--- start Material provided ---

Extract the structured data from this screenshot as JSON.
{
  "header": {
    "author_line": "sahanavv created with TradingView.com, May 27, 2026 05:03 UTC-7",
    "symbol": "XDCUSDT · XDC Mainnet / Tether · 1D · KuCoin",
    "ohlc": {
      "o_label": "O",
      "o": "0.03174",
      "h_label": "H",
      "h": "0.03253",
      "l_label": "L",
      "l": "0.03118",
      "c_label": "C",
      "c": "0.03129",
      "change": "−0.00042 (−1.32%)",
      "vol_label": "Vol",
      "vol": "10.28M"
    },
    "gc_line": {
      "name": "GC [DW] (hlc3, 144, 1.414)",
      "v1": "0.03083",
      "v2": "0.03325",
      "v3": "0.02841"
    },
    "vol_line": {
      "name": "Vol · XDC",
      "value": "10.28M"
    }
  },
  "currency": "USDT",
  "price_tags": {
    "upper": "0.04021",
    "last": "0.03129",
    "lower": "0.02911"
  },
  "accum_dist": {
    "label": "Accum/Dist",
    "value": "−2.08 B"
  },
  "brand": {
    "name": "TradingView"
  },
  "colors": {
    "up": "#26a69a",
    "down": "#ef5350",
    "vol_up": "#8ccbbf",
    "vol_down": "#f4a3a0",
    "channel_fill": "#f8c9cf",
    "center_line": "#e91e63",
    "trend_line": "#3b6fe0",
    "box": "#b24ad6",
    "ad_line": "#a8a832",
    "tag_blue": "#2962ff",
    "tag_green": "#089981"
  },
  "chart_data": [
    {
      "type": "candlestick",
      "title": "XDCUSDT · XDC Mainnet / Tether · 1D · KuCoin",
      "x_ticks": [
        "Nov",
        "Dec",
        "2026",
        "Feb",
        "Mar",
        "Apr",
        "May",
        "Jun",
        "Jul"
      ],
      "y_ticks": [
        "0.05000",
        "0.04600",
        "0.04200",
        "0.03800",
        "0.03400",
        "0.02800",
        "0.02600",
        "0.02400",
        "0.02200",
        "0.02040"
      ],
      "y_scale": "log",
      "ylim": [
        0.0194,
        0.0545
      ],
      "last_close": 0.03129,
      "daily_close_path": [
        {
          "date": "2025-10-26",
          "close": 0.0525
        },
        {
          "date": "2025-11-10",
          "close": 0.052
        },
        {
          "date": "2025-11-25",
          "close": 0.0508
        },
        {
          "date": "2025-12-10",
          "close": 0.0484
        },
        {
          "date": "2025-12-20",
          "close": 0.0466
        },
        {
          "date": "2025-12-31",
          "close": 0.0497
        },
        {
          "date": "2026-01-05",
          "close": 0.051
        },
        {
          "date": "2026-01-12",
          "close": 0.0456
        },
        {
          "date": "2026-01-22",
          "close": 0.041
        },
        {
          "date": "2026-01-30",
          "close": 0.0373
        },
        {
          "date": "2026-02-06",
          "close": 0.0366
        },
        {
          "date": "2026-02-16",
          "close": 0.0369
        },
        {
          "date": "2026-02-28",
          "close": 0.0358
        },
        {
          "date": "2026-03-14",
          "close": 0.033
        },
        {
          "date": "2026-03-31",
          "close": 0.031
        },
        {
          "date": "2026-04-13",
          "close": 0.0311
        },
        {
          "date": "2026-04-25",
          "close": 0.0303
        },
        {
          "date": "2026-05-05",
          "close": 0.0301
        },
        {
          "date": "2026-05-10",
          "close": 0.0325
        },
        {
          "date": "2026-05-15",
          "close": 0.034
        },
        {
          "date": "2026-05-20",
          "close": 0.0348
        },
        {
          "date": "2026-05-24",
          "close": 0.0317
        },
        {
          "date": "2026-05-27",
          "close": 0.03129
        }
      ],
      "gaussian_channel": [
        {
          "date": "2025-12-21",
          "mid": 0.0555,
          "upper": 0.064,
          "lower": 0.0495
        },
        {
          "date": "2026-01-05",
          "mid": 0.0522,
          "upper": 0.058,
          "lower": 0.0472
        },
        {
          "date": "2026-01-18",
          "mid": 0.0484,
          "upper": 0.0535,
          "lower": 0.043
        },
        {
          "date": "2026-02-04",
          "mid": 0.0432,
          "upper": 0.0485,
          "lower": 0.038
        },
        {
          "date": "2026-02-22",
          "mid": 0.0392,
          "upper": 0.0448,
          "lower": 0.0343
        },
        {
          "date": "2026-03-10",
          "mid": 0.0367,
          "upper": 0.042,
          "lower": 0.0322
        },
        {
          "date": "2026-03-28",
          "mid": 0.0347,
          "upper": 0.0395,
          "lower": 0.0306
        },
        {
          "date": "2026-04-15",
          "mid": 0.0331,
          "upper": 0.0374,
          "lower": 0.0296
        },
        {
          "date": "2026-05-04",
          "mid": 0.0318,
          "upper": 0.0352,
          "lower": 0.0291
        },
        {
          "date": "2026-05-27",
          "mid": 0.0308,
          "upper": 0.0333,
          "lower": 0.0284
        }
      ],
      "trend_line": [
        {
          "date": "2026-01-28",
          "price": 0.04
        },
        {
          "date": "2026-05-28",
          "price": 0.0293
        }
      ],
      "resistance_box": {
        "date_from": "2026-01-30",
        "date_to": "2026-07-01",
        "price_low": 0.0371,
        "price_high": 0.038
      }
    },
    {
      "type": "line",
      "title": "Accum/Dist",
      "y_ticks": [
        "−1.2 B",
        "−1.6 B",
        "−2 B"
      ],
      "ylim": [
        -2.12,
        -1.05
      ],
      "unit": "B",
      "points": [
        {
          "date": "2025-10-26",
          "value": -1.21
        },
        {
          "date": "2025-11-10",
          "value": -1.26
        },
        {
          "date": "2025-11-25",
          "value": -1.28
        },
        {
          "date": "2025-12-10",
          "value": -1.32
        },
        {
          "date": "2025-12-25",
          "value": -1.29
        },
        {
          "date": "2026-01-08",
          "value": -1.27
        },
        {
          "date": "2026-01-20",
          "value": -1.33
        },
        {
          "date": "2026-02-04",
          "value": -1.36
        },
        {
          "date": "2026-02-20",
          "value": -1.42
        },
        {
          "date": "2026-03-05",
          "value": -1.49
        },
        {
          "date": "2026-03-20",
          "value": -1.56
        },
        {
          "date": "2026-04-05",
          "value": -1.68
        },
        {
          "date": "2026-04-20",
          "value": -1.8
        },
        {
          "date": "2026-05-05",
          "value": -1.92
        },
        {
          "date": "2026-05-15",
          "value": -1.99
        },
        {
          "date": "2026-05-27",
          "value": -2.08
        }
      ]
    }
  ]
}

--- end Material provided ---

Give back all the data exactly as written.

Extract the structured data from this screenshot as JSON.
{
  "header": {
    "author_line": "sahanavv created with TradingView.com, May 27, 2026 05:03 UTC-7",
    "symbol": "XDCUSDT · XDC Mainnet / Tether · 1D · KuCoin",
    "ohlc": {
      "o_label": "O",
      "o": "0.03174",
      "h_label": "H",
      "h": "0.03253",
      "l_label": "L",
      "l": "0.03118",
      "c_label": "C",
      "c": "0.03129",
      "change": "−0.00042 (−1.32%)",
      "vol_label": "Vol",
      "vol": "10.28M"
    },
    "gc_line": {
      "name": "GC [DW] (hlc3, 144, 1.414)",
      "v1": "0.03083",
      "v2": "0.03325",
      "v3": "0.02841"
    },
    "vol_line": {
      "name": "Vol · XDC",
      "value": "10.28M"
    }
  },
  "currency": "USDT",
  "price_tags": {
    "upper": "0.04021",
    "last": "0.03129",
    "lower": "0.02911"
  },
  "accum_dist": {
    "label": "Accum/Dist",
    "value": "−2.08 B"
  },
  "brand": {
    "name": "TradingView"
  },
  "colors": {
    "up": "#26a69a",
    "down": "#ef5350",
    "vol_up": "#8ccbbf",
    "vol_down": "#f4a3a0",
    "channel_fill": "#f8c9cf",
    "center_line": "#e91e63",
    "trend_line": "#3b6fe0",
    "box": "#b24ad6",
    "ad_line": "#a8a832",
    "tag_blue": "#2962ff",
    "tag_green": "#089981"
  },
  "chart_data": [
    {
      "type": "candlestick",
      "title": "XDCUSDT · XDC Mainnet / Tether · 1D · KuCoin",
      "x_ticks": [
        "Nov",
        "Dec",
        "2026",
        "Feb",
        "Mar",
        "Apr",
        "May",
        "Jun",
        "Jul"
      ],
      "y_ticks": [
        "0.05000",
        "0.04600",
        "0.04200",
        "0.03800",
        "0.03400",
        "0.02800",
        "0.02600",
        "0.02400",
        "0.02200",
        "0.02040"
      ],
      "y_scale": "log",
      "ylim": [
        0.0194,
        0.0545
      ],
      "last_close": 0.03129,
      "daily_close_path": [
        {
          "date": "2025-10-26",
          "close": 0.0525
        },
        {
          "date": "2025-11-10",
          "close": 0.052
        },
        {
          "date": "2025-11-25",
          "close": 0.0508
        },
        {
          "date": "2025-12-10",
          "close": 0.0484
        },
        {
          "date": "2025-12-20",
          "close": 0.0466
        },
        {
          "date": "2025-12-31",
          "close": 0.0497
        },
        {
          "date": "2026-01-05",
          "close": 0.051
        },
        {
          "date": "2026-01-12",
          "close": 0.0456
        },
        {
          "date": "2026-01-22",
          "close": 0.041
        },
        {
          "date": "2026-01-30",
          "close": 0.0373
        },
        {
          "date": "2026-02-06",
          "close": 0.0366
        },
        {
          "date": "2026-02-16",
          "close": 0.0369
        },
        {
          "date": "2026-02-28",
          "close": 0.0358
        },
        {
          "date": "2026-03-14",
          "close": 0.033
        },
        {
          "date": "2026-03-31",
          "close": 0.031
        },
        {
          "date": "2026-04-13",
          "close": 0.0311
        },
        {
          "date": "2026-04-25",
          "close": 0.0303
        },
        {
          "date": "2026-05-05",
          "close": 0.0301
        },
        {
          "date": "2026-05-10",
          "close": 0.0325
        },
        {
          "date": "2026-05-15",
          "close": 0.034
        },
        {
          "date": "2026-05-20",
          "close": 0.0348
        },
        {
          "date": "2026-05-24",
          "close": 0.0317
        },
        {
          "date": "2026-05-27",
          "close": 0.03129
        }
      ],
      "gaussian_channel": [
        {
          "date": "2025-12-21",
          "mid": 0.0555,
          "upper": 0.064,
          "lower": 0.0495
        },
        {
          "date": "2026-01-05",
          "mid": 0.0522,
          "upper": 0.058,
          "lower": 0.0472
        },
        {
          "date": "2026-01-18",
          "mid": 0.0484,
          "upper": 0.0535,
          "lower": 0.043
        },
        {
          "date": "2026-02-04",
          "mid": 0.0432,
          "upper": 0.0485,
          "lower": 0.038
        },
        {
          "date": "2026-02-22",
          "mid": 0.0392,
          "upper": 0.0448,
          "lower": 0.0343
        },
        {
          "date": "2026-03-10",
          "mid": 0.0367,
          "upper": 0.042,
          "lower": 0.0322
        },
        {
          "date": "2026-03-28",
          "mid": 0.0347,
          "upper": 0.0395,
          "lower": 0.0306
        },
        {
          "date": "2026-04-15",
          "mid": 0.0331,
          "upper": 0.0374,
          "lower": 0.0296
        },
        {
          "date": "2026-05-04",
          "mid": 0.0318,
          "upper": 0.0352,
          "lower": 0.0291
        },
        {
          "date": "2026-05-27",
          "mid": 0.0308,
          "upper": 0.0333,
          "lower": 0.0284
        }
      ],
      "trend_line": [
        {
          "date": "2026-01-28",
          "price": 0.04
        },
        {
          "date": "2026-05-28",
          "price": 0.0293
        }
      ],
      "resistance_box": {
        "date_from": "2026-01-30",
        "date_to": "2026-07-01",
        "price_low": 0.0371,
        "price_high": 0.038
      }
    },
    {
      "type": "line",
      "title": "Accum/Dist",
      "y_ticks": [
        "−1.2 B",
        "−1.6 B",
        "−2 B"
      ],
      "ylim": [
        -2.12,
        -1.05
      ],
      "unit": "B",
      "points": [
        {
          "date": "2025-10-26",
          "value": -1.21
        },
        {
          "date": "2025-11-10",
          "value": -1.26
        },
        {
          "date": "2025-11-25",
          "value": -1.28
        },
        {
          "date": "2025-12-10",
          "value": -1.32
        },
        {
          "date": "2025-12-25",
          "value": -1.29
        },
        {
          "date": "2026-01-08",
          "value": -1.27
        },
        {
          "date": "2026-01-20",
          "value": -1.33
        },
        {
          "date": "2026-02-04",
          "value": -1.36
        },
        {
          "date": "2026-02-20",
          "value": -1.42
        },
        {
          "date": "2026-03-05",
          "value": -1.49
        },
        {
          "date": "2026-03-20",
          "value": -1.56
        },
        {
          "date": "2026-04-05",
          "value": -1.68
        },
        {
          "date": "2026-04-20",
          "value": -1.8
        },
        {
          "date": "2026-05-05",
          "value": -1.92
        },
        {
          "date": "2026-05-15",
          "value": -1.99
        },
        {
          "date": "2026-05-27",
          "value": -2.08
        }
      ]
    }
  ]
}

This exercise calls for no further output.